__PROVIDED INFORMATION__.
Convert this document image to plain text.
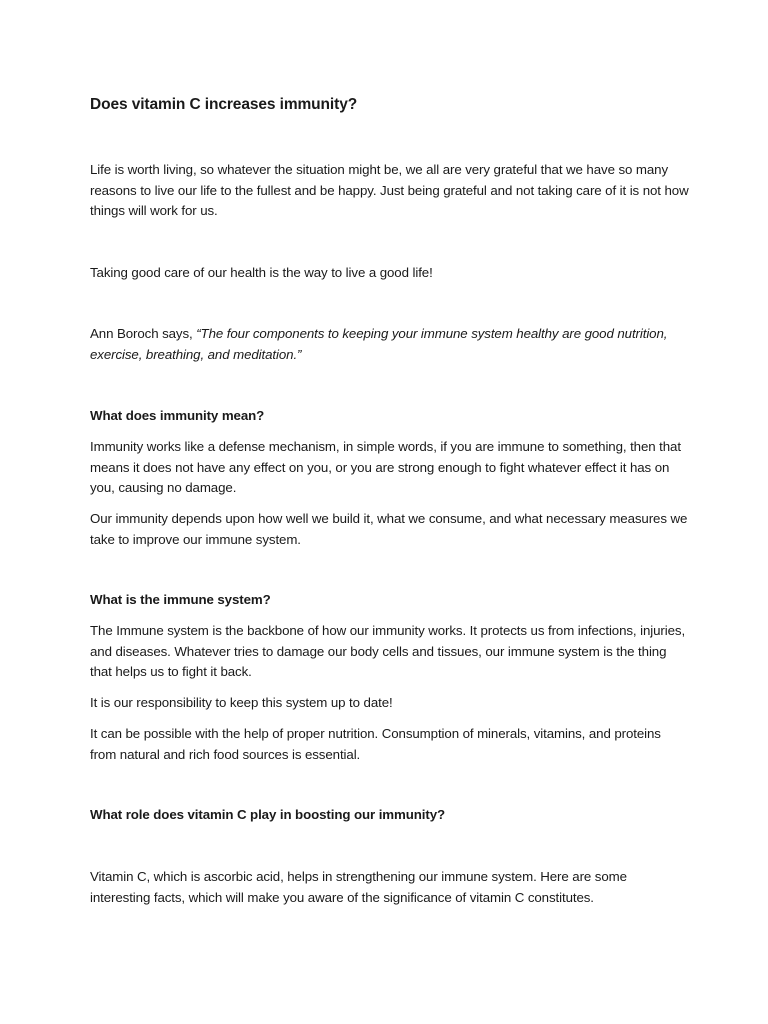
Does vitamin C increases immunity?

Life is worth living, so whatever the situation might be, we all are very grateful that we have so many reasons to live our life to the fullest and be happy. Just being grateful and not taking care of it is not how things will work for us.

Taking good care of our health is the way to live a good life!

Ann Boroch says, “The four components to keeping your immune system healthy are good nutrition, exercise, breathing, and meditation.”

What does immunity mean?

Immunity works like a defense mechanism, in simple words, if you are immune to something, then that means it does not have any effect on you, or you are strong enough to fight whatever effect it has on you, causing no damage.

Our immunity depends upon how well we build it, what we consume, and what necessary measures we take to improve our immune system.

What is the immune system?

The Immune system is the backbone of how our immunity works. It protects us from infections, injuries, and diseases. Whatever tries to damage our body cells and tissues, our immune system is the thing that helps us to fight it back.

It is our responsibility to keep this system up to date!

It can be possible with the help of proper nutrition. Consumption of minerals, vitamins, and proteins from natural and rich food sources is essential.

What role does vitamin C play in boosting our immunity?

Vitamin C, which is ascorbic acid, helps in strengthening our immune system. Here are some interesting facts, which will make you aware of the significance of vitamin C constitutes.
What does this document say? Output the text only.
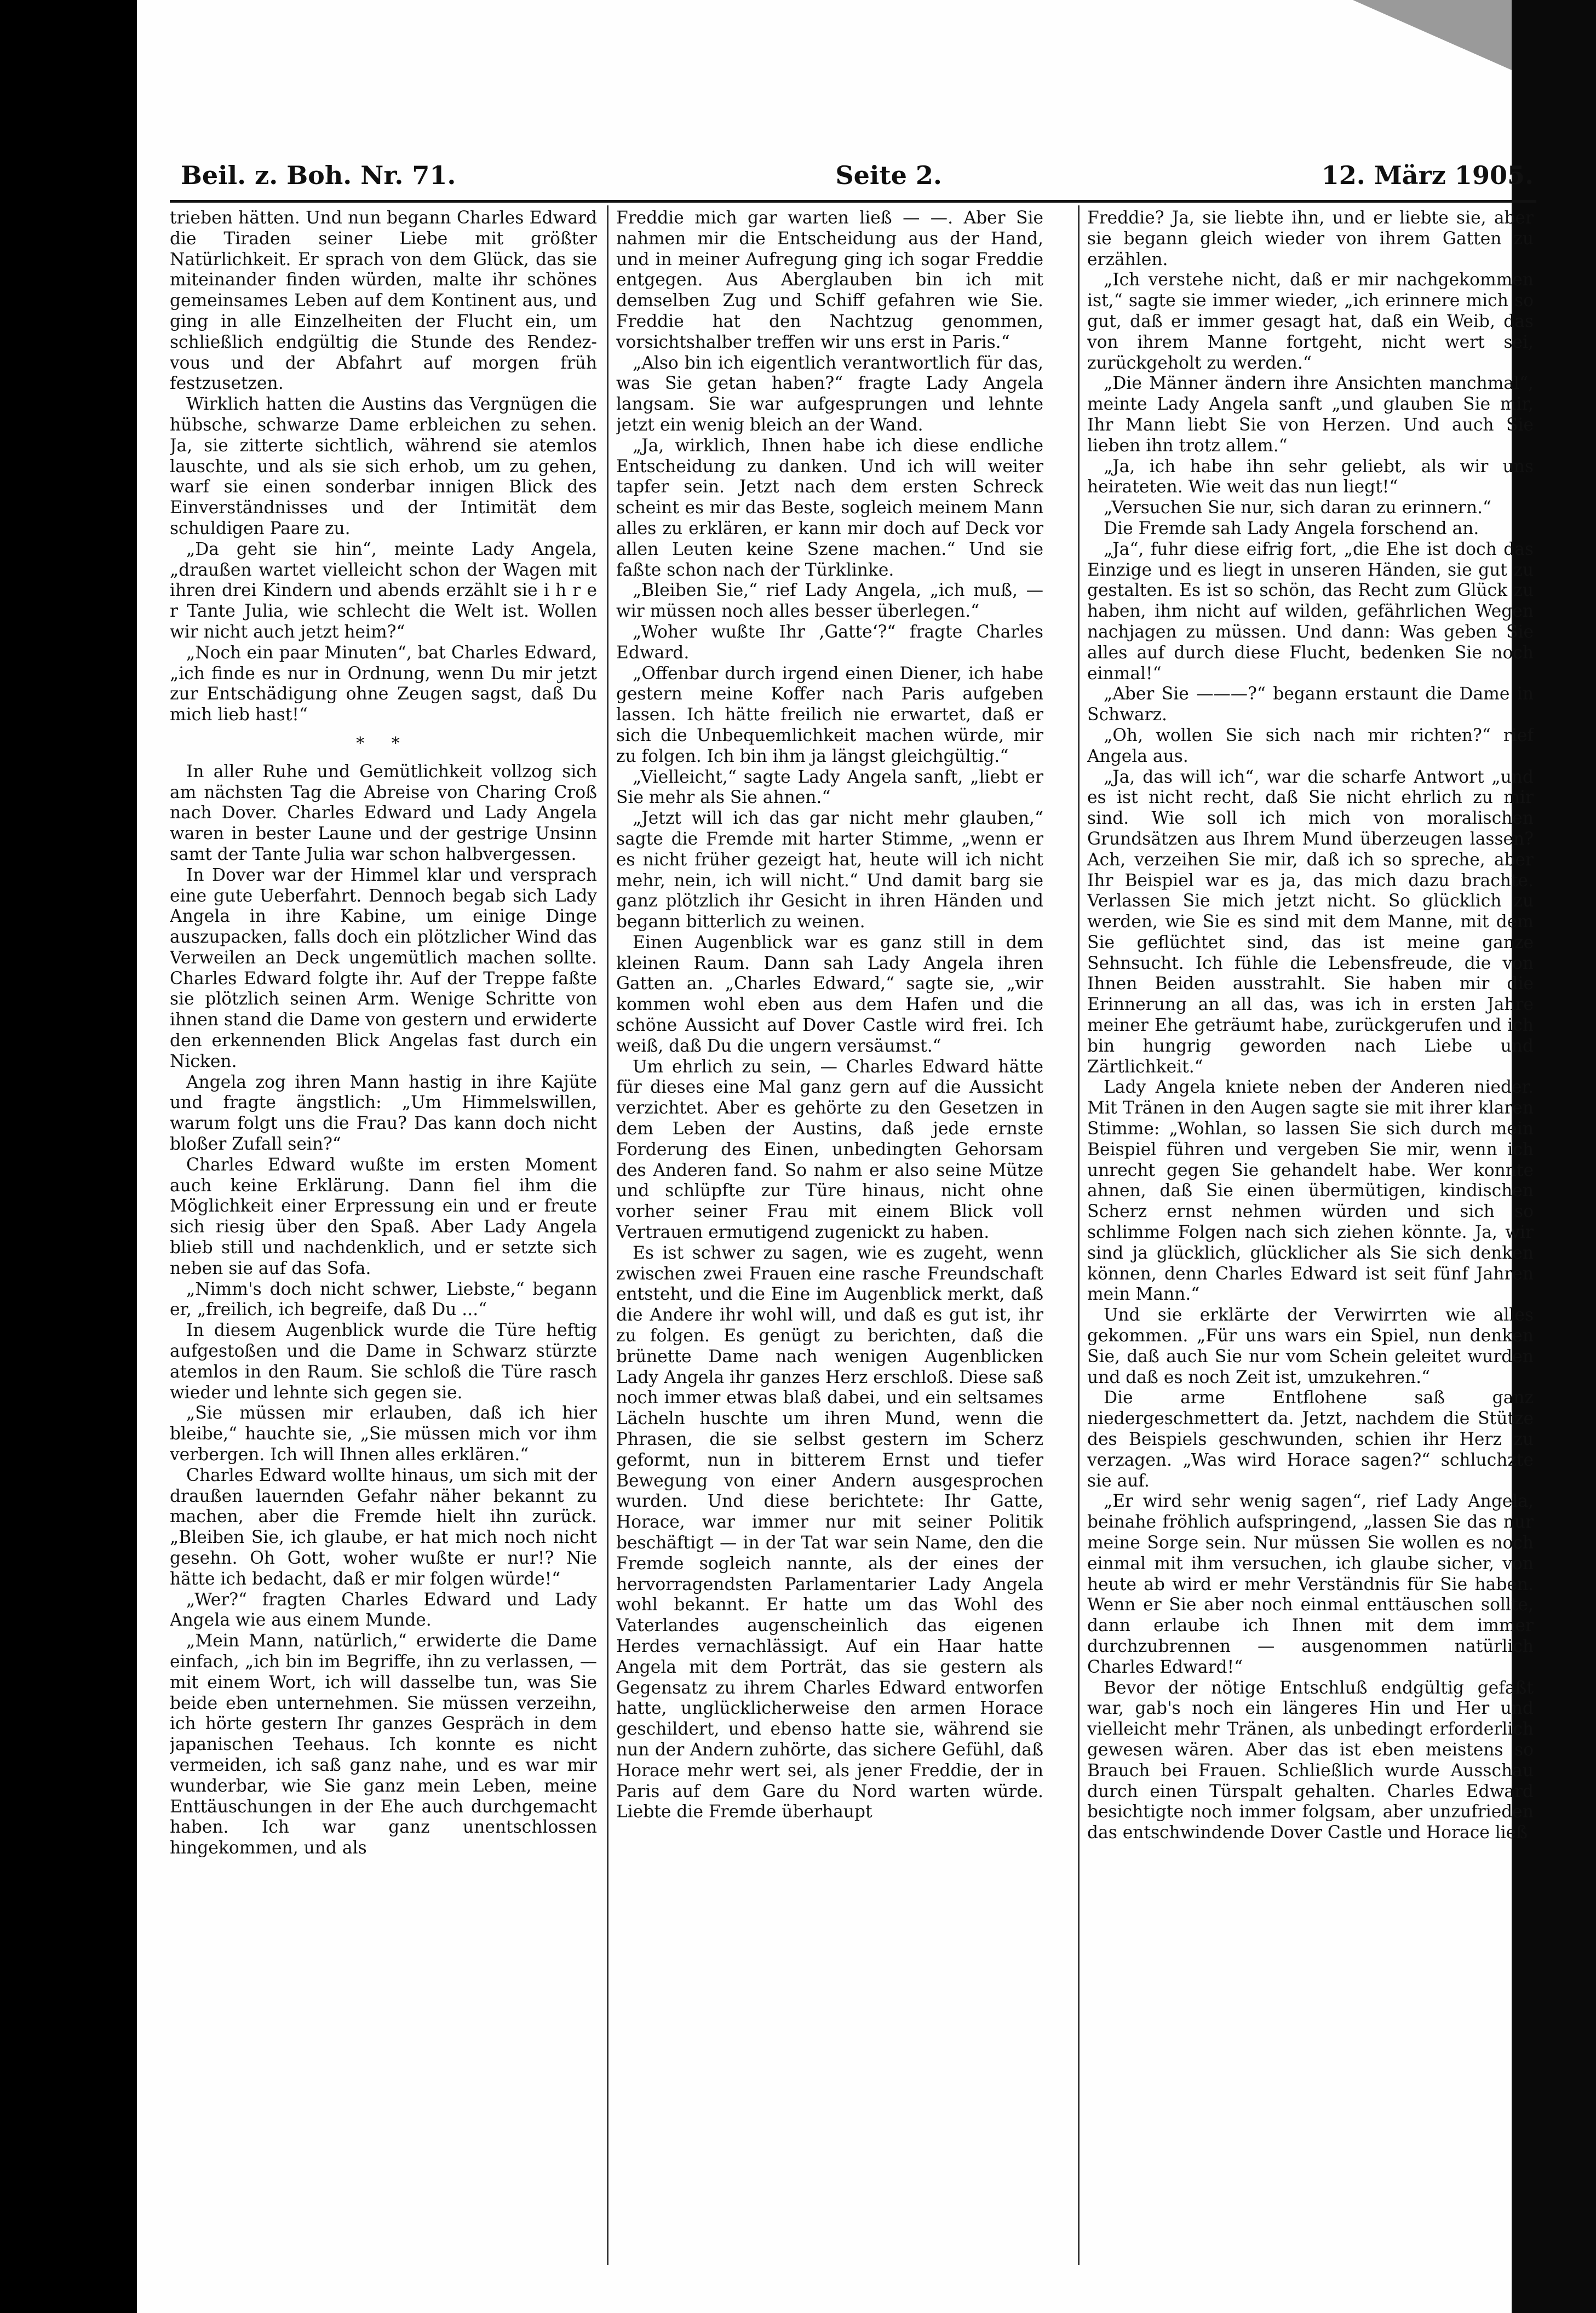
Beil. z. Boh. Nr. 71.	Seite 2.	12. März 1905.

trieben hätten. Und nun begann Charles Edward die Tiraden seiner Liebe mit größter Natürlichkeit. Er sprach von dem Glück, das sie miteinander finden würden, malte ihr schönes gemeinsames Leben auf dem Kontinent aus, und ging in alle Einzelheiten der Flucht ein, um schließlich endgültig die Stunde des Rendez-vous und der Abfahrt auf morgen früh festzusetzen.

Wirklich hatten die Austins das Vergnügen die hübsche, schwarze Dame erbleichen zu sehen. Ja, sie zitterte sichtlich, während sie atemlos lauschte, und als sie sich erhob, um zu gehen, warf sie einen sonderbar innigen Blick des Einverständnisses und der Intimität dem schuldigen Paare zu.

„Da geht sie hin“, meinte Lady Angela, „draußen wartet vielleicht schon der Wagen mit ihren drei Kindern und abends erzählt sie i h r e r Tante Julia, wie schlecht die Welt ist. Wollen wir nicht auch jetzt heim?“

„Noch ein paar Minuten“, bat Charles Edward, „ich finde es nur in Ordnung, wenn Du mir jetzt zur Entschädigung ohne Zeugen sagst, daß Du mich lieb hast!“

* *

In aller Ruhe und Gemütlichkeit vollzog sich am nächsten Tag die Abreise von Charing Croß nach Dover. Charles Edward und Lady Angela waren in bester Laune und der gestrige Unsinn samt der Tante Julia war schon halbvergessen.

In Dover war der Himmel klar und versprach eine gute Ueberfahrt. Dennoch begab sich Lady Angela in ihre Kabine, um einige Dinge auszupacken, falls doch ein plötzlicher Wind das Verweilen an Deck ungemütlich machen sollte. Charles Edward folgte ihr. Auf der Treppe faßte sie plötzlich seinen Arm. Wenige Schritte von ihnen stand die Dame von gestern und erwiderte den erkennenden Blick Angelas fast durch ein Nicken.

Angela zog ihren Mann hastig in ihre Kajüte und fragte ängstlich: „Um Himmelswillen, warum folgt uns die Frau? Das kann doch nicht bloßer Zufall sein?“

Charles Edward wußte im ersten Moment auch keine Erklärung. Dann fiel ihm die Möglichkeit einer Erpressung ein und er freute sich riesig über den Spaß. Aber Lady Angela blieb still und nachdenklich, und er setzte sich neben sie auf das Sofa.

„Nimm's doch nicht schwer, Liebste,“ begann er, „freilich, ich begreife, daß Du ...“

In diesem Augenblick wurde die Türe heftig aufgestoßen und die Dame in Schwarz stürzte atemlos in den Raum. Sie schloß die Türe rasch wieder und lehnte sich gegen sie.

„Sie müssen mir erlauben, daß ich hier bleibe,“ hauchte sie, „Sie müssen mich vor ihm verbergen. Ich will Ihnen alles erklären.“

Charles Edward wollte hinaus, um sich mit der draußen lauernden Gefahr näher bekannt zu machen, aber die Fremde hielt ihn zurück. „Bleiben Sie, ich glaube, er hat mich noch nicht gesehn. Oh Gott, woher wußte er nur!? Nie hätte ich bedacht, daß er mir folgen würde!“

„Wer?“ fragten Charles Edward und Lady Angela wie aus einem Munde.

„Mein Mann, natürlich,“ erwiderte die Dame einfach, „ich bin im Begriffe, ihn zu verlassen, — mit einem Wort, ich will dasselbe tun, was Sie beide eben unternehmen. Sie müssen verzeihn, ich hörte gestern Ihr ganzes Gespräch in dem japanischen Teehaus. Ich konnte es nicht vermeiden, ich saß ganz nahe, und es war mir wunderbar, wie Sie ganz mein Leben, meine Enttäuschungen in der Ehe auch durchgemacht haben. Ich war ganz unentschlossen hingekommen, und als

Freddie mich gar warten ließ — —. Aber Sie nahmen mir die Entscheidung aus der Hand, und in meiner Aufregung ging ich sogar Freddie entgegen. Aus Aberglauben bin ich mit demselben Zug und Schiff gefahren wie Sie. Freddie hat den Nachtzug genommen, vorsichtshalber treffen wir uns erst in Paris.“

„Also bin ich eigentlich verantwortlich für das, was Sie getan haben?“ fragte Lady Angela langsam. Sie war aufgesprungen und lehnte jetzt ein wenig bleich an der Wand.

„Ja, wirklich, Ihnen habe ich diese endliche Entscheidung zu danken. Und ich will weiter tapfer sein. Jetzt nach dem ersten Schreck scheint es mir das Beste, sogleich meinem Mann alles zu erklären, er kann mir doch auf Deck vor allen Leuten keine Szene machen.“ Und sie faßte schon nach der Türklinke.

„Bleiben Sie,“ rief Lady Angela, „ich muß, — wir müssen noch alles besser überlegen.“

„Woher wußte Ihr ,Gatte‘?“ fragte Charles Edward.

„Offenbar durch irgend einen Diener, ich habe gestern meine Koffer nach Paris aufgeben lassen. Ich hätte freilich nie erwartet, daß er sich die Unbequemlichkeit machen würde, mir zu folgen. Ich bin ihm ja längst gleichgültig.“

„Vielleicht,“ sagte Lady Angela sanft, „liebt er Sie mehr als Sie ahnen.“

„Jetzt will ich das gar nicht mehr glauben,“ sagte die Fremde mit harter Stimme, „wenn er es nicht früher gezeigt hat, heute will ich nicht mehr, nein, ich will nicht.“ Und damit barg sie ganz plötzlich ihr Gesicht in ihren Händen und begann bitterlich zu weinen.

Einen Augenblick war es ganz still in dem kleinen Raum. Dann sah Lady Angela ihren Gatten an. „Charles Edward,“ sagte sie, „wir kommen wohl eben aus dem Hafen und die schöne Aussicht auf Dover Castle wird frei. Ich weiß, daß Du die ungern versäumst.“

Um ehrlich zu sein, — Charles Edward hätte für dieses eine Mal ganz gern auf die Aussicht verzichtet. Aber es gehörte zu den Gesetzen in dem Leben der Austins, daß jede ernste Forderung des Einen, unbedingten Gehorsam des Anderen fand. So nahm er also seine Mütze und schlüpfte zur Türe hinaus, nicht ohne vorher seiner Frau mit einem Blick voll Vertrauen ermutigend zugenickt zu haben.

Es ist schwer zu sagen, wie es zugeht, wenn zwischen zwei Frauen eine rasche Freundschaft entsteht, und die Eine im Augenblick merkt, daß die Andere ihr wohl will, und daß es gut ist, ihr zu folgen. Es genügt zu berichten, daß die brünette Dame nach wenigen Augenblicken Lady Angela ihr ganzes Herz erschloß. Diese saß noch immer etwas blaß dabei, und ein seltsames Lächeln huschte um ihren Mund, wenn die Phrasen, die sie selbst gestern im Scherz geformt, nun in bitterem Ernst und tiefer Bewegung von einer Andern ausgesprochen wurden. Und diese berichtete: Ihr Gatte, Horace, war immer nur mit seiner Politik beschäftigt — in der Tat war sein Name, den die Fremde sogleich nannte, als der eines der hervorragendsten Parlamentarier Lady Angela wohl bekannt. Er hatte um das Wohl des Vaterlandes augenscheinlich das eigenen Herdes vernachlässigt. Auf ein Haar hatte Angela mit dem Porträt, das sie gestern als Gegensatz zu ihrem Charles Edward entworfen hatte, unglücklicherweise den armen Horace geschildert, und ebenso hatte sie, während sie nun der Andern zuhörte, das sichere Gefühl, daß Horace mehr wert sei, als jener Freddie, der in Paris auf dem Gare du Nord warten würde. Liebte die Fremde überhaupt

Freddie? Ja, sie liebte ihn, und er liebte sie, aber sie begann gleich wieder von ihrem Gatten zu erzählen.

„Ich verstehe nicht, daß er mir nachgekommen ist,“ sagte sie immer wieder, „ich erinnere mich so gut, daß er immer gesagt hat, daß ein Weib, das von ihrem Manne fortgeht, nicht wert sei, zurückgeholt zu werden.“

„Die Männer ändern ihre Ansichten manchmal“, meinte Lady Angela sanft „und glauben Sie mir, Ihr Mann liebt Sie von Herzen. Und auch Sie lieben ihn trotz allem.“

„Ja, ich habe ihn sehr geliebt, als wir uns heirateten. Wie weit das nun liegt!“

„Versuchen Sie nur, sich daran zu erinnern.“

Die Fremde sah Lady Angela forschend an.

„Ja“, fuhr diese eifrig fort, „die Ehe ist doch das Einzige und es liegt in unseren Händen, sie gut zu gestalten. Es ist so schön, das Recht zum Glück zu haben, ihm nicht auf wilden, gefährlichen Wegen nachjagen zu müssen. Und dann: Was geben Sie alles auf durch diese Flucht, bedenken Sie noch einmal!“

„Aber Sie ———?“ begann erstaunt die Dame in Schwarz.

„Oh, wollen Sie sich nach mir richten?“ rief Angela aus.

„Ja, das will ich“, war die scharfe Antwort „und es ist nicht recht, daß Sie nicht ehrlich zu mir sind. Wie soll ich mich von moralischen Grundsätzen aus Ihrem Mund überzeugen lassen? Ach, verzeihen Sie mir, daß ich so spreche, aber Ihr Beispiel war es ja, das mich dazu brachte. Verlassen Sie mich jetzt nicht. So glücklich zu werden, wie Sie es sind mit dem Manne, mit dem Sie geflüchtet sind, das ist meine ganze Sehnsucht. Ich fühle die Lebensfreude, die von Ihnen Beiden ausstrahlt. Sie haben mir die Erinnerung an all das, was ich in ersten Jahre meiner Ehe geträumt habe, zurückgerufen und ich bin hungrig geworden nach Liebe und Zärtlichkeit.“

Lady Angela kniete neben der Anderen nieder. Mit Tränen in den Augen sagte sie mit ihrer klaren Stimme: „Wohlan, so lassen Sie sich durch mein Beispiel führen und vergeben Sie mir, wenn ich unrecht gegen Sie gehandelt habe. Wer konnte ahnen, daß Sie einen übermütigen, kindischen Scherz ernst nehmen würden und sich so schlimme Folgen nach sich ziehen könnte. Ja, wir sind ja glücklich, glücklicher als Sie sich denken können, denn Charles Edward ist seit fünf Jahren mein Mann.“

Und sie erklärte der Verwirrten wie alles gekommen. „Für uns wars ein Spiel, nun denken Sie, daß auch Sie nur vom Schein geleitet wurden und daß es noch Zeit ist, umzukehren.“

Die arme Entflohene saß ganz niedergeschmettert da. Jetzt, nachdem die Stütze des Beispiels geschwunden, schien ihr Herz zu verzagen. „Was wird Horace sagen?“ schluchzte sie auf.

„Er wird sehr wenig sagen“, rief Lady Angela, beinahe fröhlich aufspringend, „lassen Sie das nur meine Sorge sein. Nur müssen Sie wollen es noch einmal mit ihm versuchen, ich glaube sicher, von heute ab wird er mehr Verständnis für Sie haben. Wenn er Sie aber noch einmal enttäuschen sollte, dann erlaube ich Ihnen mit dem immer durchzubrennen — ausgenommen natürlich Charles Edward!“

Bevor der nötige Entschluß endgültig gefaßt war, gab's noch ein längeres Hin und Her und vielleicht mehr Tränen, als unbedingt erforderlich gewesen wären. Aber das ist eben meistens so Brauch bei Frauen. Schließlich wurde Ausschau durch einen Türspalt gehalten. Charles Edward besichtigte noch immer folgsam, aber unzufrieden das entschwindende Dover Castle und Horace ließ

__PROMPT__. From the records, copy out each line that includes the string "care".

__EXERCISE ANSWER__.
Life is worth living, so whatever the situation might be, we all are very grateful that we have so many reasons to live our life to the fullest and be happy. Just being grateful and not taking care of it is not how things will work for us.
Taking good care of our health is the way to live a good life!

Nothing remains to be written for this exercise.